-- begin --

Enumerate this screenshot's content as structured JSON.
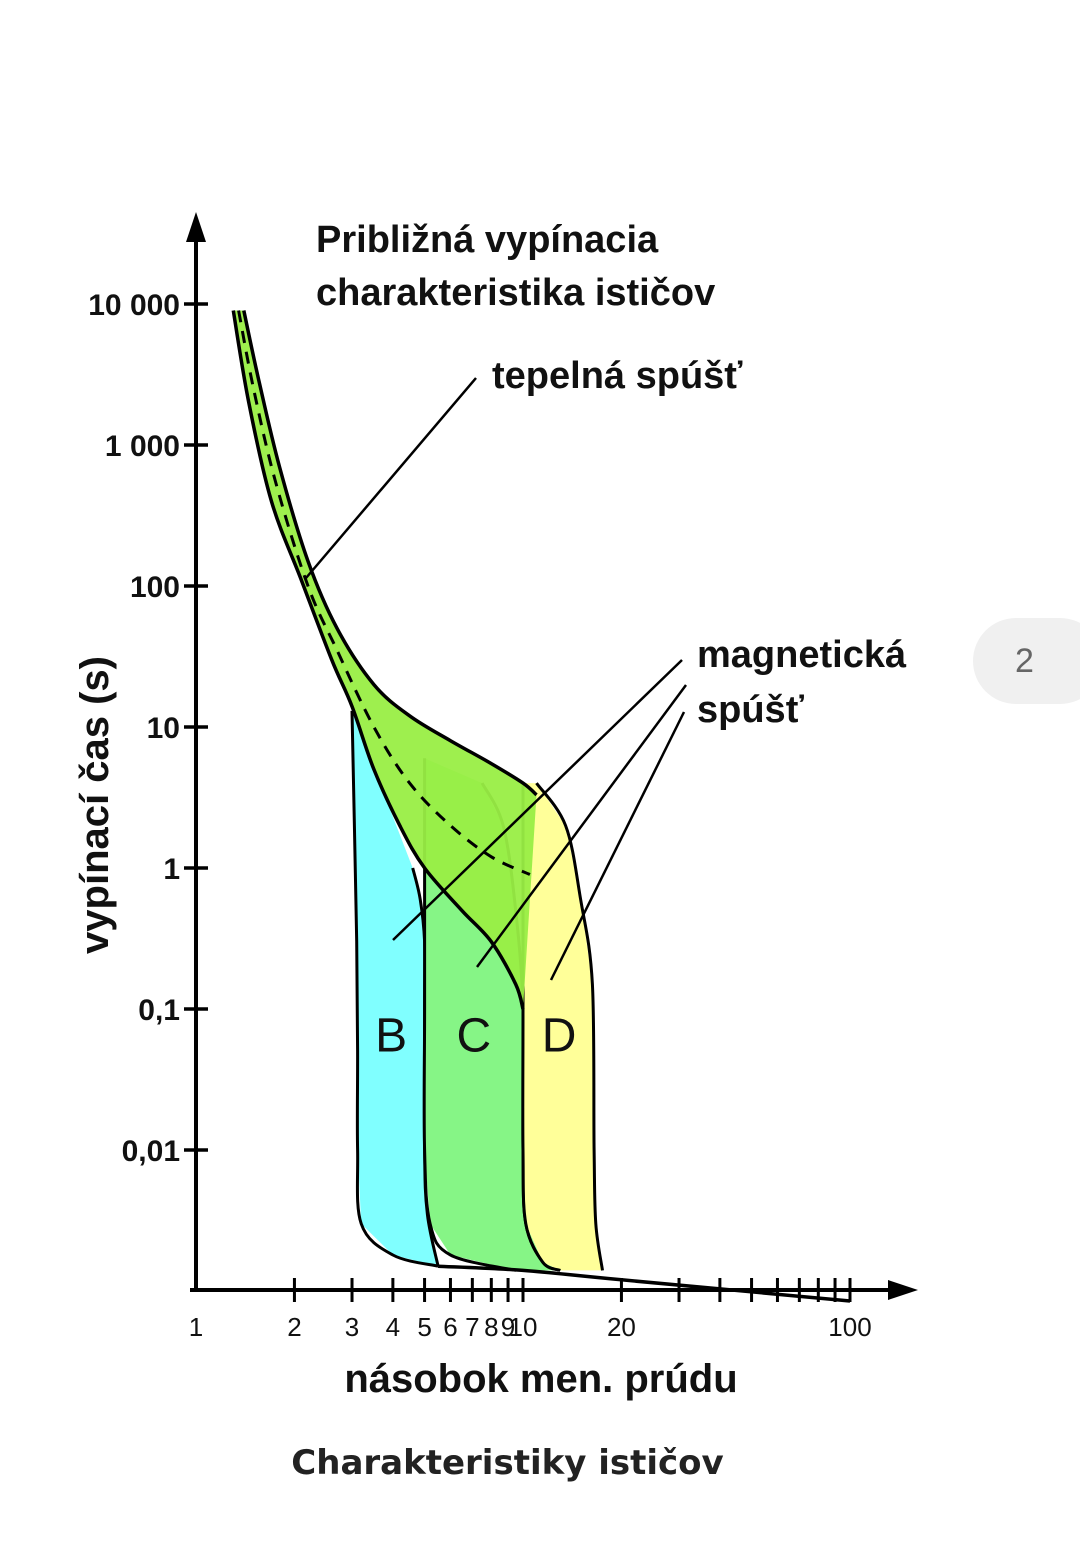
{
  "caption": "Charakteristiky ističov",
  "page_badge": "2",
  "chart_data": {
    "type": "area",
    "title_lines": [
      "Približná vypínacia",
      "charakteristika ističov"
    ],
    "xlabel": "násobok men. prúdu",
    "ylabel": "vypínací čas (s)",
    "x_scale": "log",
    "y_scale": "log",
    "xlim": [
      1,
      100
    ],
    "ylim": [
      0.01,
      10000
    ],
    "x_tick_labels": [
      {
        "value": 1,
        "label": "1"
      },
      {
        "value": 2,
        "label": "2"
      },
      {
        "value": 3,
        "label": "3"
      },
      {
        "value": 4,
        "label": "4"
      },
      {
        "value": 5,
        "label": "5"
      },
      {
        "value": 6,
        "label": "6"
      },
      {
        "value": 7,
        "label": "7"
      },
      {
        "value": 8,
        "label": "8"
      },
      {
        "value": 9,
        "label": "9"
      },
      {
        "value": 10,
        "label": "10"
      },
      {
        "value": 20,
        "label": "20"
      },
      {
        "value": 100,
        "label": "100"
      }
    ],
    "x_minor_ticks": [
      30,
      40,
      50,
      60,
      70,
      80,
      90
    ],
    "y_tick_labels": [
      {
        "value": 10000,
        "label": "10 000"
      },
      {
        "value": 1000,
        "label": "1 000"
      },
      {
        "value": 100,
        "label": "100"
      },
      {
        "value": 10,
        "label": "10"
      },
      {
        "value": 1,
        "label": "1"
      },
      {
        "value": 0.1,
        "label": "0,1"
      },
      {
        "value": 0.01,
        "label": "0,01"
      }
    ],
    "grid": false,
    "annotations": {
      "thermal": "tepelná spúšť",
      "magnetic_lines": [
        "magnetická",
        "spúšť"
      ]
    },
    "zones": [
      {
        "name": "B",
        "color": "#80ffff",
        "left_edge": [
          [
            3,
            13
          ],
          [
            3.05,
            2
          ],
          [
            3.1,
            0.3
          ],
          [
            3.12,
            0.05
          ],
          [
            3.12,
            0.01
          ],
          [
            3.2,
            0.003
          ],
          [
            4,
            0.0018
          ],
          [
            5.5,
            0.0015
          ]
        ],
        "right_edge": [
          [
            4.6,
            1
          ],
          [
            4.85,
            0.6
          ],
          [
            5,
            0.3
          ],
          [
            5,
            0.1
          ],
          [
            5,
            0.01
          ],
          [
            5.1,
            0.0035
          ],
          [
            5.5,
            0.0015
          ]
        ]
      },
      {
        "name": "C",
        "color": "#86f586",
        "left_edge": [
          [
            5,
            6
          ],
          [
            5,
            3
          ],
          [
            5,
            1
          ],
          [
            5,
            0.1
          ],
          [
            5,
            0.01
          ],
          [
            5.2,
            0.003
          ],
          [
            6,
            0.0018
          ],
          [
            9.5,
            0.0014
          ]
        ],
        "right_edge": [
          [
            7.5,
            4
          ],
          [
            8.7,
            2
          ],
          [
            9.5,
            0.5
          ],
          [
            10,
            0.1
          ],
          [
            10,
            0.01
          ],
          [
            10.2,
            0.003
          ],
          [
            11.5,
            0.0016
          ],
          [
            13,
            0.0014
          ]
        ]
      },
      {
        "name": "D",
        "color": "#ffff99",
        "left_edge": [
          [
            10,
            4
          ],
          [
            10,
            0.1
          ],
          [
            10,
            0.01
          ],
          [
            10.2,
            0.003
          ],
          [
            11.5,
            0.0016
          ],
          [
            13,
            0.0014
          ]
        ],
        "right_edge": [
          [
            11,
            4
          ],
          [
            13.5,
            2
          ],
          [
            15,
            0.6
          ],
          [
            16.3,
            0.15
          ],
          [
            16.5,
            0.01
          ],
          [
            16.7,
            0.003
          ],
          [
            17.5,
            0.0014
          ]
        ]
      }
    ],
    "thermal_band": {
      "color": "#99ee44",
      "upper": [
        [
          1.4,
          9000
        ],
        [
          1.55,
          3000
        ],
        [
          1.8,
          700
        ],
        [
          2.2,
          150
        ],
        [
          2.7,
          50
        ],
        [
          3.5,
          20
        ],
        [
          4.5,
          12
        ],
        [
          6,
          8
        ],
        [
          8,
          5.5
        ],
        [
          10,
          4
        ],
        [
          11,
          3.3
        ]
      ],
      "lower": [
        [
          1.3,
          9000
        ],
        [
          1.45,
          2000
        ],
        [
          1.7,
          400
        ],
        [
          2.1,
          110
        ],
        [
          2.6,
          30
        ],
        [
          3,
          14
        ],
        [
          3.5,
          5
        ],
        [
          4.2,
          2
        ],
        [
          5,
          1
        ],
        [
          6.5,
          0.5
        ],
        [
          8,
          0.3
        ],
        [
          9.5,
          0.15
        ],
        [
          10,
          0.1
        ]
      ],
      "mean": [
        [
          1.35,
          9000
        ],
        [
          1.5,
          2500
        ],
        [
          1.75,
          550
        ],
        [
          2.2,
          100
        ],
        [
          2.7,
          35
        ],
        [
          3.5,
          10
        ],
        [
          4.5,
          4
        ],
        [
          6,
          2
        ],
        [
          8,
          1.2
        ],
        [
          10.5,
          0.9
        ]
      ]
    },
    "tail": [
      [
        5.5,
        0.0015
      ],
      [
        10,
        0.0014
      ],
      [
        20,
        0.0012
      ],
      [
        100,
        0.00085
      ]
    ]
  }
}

-- end --

Transcribe each entry precisely as given, leaving the pictures out.

- PROBLEM SOLUTION
Enumerate this screenshot's content as structured JSON.
{
  "caption": "Charakteristiky ističov",
  "page_badge": "2",
  "chart_data": {
    "type": "area",
    "title_lines": [
      "Približná vypínacia",
      "charakteristika ističov"
    ],
    "xlabel": "násobok men. prúdu",
    "ylabel": "vypínací čas (s)",
    "x_scale": "log",
    "y_scale": "log",
    "xlim": [
      1,
      100
    ],
    "ylim": [
      0.01,
      10000
    ],
    "x_tick_labels": [
      {
        "value": 1,
        "label": "1"
      },
      {
        "value": 2,
        "label": "2"
      },
      {
        "value": 3,
        "label": "3"
      },
      {
        "value": 4,
        "label": "4"
      },
      {
        "value": 5,
        "label": "5"
      },
      {
        "value": 6,
        "label": "6"
      },
      {
        "value": 7,
        "label": "7"
      },
      {
        "value": 8,
        "label": "8"
      },
      {
        "value": 9,
        "label": "9"
      },
      {
        "value": 10,
        "label": "10"
      },
      {
        "value": 20,
        "label": "20"
      },
      {
        "value": 100,
        "label": "100"
      }
    ],
    "x_minor_ticks": [
      30,
      40,
      50,
      60,
      70,
      80,
      90
    ],
    "y_tick_labels": [
      {
        "value": 10000,
        "label": "10 000"
      },
      {
        "value": 1000,
        "label": "1 000"
      },
      {
        "value": 100,
        "label": "100"
      },
      {
        "value": 10,
        "label": "10"
      },
      {
        "value": 1,
        "label": "1"
      },
      {
        "value": 0.1,
        "label": "0,1"
      },
      {
        "value": 0.01,
        "label": "0,01"
      }
    ],
    "grid": false,
    "annotations": {
      "thermal": "tepelná spúšť",
      "magnetic_lines": [
        "magnetická",
        "spúšť"
      ]
    },
    "zones": [
      {
        "name": "B",
        "color": "#80ffff",
        "left_edge": [
          [
            3,
            13
          ],
          [
            3.05,
            2
          ],
          [
            3.1,
            0.3
          ],
          [
            3.12,
            0.05
          ],
          [
            3.12,
            0.01
          ],
          [
            3.2,
            0.003
          ],
          [
            4,
            0.0018
          ],
          [
            5.5,
            0.0015
          ]
        ],
        "right_edge": [
          [
            4.6,
            1
          ],
          [
            4.85,
            0.6
          ],
          [
            5,
            0.3
          ],
          [
            5,
            0.1
          ],
          [
            5,
            0.01
          ],
          [
            5.1,
            0.0035
          ],
          [
            5.5,
            0.0015
          ]
        ]
      },
      {
        "name": "C",
        "color": "#86f586",
        "left_edge": [
          [
            5,
            6
          ],
          [
            5,
            3
          ],
          [
            5,
            1
          ],
          [
            5,
            0.1
          ],
          [
            5,
            0.01
          ],
          [
            5.2,
            0.003
          ],
          [
            6,
            0.0018
          ],
          [
            9.5,
            0.0014
          ]
        ],
        "right_edge": [
          [
            7.5,
            4
          ],
          [
            8.7,
            2
          ],
          [
            9.5,
            0.5
          ],
          [
            10,
            0.1
          ],
          [
            10,
            0.01
          ],
          [
            10.2,
            0.003
          ],
          [
            11.5,
            0.0016
          ],
          [
            13,
            0.0014
          ]
        ]
      },
      {
        "name": "D",
        "color": "#ffff99",
        "left_edge": [
          [
            10,
            4
          ],
          [
            10,
            0.1
          ],
          [
            10,
            0.01
          ],
          [
            10.2,
            0.003
          ],
          [
            11.5,
            0.0016
          ],
          [
            13,
            0.0014
          ]
        ],
        "right_edge": [
          [
            11,
            4
          ],
          [
            13.5,
            2
          ],
          [
            15,
            0.6
          ],
          [
            16.3,
            0.15
          ],
          [
            16.5,
            0.01
          ],
          [
            16.7,
            0.003
          ],
          [
            17.5,
            0.0014
          ]
        ]
      }
    ],
    "thermal_band": {
      "color": "#99ee44",
      "upper": [
        [
          1.4,
          9000
        ],
        [
          1.55,
          3000
        ],
        [
          1.8,
          700
        ],
        [
          2.2,
          150
        ],
        [
          2.7,
          50
        ],
        [
          3.5,
          20
        ],
        [
          4.5,
          12
        ],
        [
          6,
          8
        ],
        [
          8,
          5.5
        ],
        [
          10,
          4
        ],
        [
          11,
          3.3
        ]
      ],
      "lower": [
        [
          1.3,
          9000
        ],
        [
          1.45,
          2000
        ],
        [
          1.7,
          400
        ],
        [
          2.1,
          110
        ],
        [
          2.6,
          30
        ],
        [
          3,
          14
        ],
        [
          3.5,
          5
        ],
        [
          4.2,
          2
        ],
        [
          5,
          1
        ],
        [
          6.5,
          0.5
        ],
        [
          8,
          0.3
        ],
        [
          9.5,
          0.15
        ],
        [
          10,
          0.1
        ]
      ],
      "mean": [
        [
          1.35,
          9000
        ],
        [
          1.5,
          2500
        ],
        [
          1.75,
          550
        ],
        [
          2.2,
          100
        ],
        [
          2.7,
          35
        ],
        [
          3.5,
          10
        ],
        [
          4.5,
          4
        ],
        [
          6,
          2
        ],
        [
          8,
          1.2
        ],
        [
          10.5,
          0.9
        ]
      ]
    },
    "tail": [
      [
        5.5,
        0.0015
      ],
      [
        10,
        0.0014
      ],
      [
        20,
        0.0012
      ],
      [
        100,
        0.00085
      ]
    ]
  }
}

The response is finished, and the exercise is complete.